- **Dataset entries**
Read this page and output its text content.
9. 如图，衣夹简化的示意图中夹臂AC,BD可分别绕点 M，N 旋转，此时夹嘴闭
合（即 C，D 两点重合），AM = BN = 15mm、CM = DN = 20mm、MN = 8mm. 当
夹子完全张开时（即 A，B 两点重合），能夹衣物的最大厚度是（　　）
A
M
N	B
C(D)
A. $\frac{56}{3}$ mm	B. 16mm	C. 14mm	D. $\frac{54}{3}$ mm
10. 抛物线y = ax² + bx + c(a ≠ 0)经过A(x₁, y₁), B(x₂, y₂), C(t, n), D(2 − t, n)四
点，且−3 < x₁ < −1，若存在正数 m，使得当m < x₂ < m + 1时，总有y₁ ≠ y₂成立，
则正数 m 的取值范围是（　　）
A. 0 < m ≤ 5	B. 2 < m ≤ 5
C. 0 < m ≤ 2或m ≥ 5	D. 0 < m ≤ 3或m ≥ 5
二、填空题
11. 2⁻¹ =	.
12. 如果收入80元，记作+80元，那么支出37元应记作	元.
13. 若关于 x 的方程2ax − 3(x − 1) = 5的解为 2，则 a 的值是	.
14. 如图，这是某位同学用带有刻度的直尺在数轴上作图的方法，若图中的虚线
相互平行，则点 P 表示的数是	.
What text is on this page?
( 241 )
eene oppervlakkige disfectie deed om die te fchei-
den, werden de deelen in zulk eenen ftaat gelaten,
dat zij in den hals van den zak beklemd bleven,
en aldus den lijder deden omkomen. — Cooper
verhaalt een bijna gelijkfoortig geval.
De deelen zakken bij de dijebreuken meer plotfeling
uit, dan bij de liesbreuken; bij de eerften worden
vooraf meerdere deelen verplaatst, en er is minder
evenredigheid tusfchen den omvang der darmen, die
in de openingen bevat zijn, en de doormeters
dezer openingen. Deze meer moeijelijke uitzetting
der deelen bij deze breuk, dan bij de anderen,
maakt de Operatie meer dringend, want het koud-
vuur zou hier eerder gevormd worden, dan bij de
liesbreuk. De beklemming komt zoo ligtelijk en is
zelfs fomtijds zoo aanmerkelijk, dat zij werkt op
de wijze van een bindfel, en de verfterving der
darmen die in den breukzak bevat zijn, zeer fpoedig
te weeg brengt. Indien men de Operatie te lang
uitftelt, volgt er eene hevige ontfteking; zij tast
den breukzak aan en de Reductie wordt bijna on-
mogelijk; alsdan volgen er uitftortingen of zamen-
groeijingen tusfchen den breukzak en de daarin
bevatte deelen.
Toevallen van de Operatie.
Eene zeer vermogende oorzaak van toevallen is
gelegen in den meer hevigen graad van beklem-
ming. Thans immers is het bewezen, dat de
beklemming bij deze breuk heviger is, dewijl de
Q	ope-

- **WHAT NEEDS TO BE DONE**
Reproduce every line of the data verbatim.

- **WRITTEN RESPONSE**
Read this page and output its text content.
9. 如图，衣夹简化的示意图中夹臂AC,BD可分别绕点 M，N 旋转，此时夹嘴闭
合（即 C，D 两点重合），AM = BN = 15mm、CM = DN = 20mm、MN = 8mm. 当
夹子完全张开时（即 A，B 两点重合），能夹衣物的最大厚度是（　　）
A
M
N	B
C(D)
A. $\frac{56}{3}$ mm	B. 16mm	C. 14mm	D. $\frac{54}{3}$ mm
10. 抛物线y = ax² + bx + c(a ≠ 0)经过A(x₁, y₁), B(x₂, y₂), C(t, n), D(2 − t, n)四
点，且−3 < x₁ < −1，若存在正数 m，使得当m < x₂ < m + 1时，总有y₁ ≠ y₂成立，
则正数 m 的取值范围是（　　）
A. 0 < m ≤ 5	B. 2 < m ≤ 5
C. 0 < m ≤ 2或m ≥ 5	D. 0 < m ≤ 3或m ≥ 5
二、填空题
11. 2⁻¹ =	.
12. 如果收入80元，记作+80元，那么支出37元应记作	元.
13. 若关于 x 的方程2ax − 3(x − 1) = 5的解为 2，则 a 的值是	.
14. 如图，这是某位同学用带有刻度的直尺在数轴上作图的方法，若图中的虚线
相互平行，则点 P 表示的数是	.
What text is on this page?
( 241 )
eene oppervlakkige disfectie deed om die te fchei-
den, werden de deelen in zulk eenen ftaat gelaten,
dat zij in den hals van den zak beklemd bleven,
en aldus den lijder deden omkomen. — Cooper
verhaalt een bijna gelijkfoortig geval.
De deelen zakken bij de dijebreuken meer plotfeling
uit, dan bij de liesbreuken; bij de eerften worden
vooraf meerdere deelen verplaatst, en er is minder
evenredigheid tusfchen den omvang der darmen, die
in de openingen bevat zijn, en de doormeters
dezer openingen. Deze meer moeijelijke uitzetting
der deelen bij deze breuk, dan bij de anderen,
maakt de Operatie meer dringend, want het koud-
vuur zou hier eerder gevormd worden, dan bij de
liesbreuk. De beklemming komt zoo ligtelijk en is
zelfs fomtijds zoo aanmerkelijk, dat zij werkt op
de wijze van een bindfel, en de verfterving der
darmen die in den breukzak bevat zijn, zeer fpoedig
te weeg brengt. Indien men de Operatie te lang
uitftelt, volgt er eene hevige ontfteking; zij tast
den breukzak aan en de Reductie wordt bijna on-
mogelijk; alsdan volgen er uitftortingen of zamen-
groeijingen tusfchen den breukzak en de daarin
bevatte deelen.
Toevallen van de Operatie.
Eene zeer vermogende oorzaak van toevallen is
gelegen in den meer hevigen graad van beklem-
ming. Thans immers is het bewezen, dat de
beklemming bij deze breuk heviger is, dewijl de
Q	ope-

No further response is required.